Locate the string "sind" in the records below. Copy every line where it occurs.

▸ **Listed entries**
>>>

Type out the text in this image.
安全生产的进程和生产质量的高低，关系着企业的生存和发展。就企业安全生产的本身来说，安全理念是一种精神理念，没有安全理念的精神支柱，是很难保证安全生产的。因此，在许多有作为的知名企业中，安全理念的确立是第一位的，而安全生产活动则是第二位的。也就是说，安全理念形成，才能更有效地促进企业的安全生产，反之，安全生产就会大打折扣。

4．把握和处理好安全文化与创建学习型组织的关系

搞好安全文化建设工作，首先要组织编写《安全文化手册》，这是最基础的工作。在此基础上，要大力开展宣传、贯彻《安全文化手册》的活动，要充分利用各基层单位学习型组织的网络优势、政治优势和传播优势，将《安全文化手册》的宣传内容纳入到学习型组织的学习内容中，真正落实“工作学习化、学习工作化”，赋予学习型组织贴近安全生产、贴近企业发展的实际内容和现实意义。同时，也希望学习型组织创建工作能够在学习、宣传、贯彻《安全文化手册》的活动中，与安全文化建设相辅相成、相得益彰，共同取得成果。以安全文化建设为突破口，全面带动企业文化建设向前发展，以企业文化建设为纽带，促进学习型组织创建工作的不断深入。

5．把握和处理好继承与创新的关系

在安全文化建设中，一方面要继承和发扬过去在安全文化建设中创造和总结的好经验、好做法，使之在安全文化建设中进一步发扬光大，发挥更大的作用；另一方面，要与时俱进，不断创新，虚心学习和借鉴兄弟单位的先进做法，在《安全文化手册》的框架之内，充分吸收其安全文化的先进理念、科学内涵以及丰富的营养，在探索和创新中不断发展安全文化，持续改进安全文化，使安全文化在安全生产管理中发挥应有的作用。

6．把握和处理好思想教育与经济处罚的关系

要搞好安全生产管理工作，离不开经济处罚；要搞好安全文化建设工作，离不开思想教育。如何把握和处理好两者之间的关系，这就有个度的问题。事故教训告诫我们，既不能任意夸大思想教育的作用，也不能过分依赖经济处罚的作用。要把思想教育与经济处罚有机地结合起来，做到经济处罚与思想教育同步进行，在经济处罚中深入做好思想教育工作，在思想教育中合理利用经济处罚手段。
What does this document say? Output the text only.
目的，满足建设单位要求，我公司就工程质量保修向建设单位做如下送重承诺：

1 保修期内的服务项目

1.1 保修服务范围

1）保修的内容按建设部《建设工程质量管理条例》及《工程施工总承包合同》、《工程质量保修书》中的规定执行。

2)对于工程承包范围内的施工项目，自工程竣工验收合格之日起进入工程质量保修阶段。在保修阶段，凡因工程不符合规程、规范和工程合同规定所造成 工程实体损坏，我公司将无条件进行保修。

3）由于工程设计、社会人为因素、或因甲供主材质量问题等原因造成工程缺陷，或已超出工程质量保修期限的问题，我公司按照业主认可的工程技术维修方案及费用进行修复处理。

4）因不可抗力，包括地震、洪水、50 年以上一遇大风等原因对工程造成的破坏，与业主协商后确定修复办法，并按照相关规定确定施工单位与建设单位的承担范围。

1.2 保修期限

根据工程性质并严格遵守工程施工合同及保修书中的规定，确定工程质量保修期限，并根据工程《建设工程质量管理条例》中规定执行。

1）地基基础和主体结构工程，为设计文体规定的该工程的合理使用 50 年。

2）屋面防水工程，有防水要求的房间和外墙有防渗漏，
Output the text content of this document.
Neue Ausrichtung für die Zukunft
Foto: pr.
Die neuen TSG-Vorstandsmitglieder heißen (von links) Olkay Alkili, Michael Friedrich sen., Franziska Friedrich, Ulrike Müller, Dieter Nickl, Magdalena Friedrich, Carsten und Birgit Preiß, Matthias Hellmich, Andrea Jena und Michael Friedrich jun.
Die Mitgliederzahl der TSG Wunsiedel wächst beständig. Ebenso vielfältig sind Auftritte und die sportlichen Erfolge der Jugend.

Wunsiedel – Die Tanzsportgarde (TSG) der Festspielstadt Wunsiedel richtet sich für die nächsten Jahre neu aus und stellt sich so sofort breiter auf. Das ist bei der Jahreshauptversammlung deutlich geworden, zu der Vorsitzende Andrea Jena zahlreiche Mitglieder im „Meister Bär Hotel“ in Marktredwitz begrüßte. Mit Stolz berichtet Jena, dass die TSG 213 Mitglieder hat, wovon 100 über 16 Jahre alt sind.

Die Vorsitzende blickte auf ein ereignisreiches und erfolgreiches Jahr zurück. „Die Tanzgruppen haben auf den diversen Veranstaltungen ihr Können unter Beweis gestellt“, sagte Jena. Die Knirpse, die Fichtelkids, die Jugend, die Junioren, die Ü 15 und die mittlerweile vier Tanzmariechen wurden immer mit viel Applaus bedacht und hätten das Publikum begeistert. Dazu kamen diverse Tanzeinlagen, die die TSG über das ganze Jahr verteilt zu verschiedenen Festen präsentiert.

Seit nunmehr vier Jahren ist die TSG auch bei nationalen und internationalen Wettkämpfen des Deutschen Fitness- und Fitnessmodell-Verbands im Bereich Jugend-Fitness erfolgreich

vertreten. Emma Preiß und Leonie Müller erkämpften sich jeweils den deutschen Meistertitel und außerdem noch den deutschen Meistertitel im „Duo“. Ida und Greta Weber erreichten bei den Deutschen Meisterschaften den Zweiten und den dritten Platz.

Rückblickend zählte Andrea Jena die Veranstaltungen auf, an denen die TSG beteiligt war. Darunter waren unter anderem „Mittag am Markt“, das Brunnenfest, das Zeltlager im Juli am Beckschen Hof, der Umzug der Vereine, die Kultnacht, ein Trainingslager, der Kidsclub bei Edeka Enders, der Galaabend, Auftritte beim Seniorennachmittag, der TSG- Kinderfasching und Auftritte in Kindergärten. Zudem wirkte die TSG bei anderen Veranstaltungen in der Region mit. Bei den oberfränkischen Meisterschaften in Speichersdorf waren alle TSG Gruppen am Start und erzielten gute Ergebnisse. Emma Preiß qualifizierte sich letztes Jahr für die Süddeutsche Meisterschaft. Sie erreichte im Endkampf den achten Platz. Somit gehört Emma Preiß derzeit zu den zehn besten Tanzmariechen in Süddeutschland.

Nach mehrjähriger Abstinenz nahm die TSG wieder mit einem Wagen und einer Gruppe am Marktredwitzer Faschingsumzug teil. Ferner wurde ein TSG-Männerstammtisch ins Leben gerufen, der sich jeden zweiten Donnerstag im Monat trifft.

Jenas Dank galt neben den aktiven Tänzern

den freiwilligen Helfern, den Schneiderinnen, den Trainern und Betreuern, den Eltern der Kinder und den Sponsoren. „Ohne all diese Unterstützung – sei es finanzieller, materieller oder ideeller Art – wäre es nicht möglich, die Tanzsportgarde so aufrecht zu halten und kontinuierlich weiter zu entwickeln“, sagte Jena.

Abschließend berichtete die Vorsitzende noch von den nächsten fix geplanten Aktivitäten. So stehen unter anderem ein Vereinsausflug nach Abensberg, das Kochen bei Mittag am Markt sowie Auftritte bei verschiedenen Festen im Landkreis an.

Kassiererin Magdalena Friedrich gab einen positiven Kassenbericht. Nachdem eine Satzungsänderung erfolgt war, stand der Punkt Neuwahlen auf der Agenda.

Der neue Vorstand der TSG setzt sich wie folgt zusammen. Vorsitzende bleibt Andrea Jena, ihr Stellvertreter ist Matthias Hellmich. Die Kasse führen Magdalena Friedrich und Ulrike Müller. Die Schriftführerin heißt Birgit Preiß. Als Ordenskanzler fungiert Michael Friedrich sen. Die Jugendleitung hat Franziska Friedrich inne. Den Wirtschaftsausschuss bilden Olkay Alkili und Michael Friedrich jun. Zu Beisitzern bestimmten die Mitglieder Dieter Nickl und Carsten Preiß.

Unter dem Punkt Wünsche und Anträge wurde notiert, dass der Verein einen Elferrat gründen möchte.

<<<

▸ **Response to this task**
Die Mitgliederzahl der TSG Wunsiedel wächst beständig. Ebenso vielfältig sind Auftritte und die sportlichen Erfolge der Jugend.
Wunsiedel – Die Tanzsportgarde (TSG) der Festspielstadt Wunsiedel richtet sich für die nächsten Jahre neu aus und stellt sich so sofort breiter auf. Das ist bei der Jahreshauptversammlung deutlich geworden, zu der Vorsitzende Andrea Jena zahlreiche Mitglieder im „Meister Bär Hotel“ in Marktredwitz begrüßte. Mit Stolz berichtet Jena, dass die TSG 213 Mitglieder hat, wovon 100 über 16 Jahre alt sind.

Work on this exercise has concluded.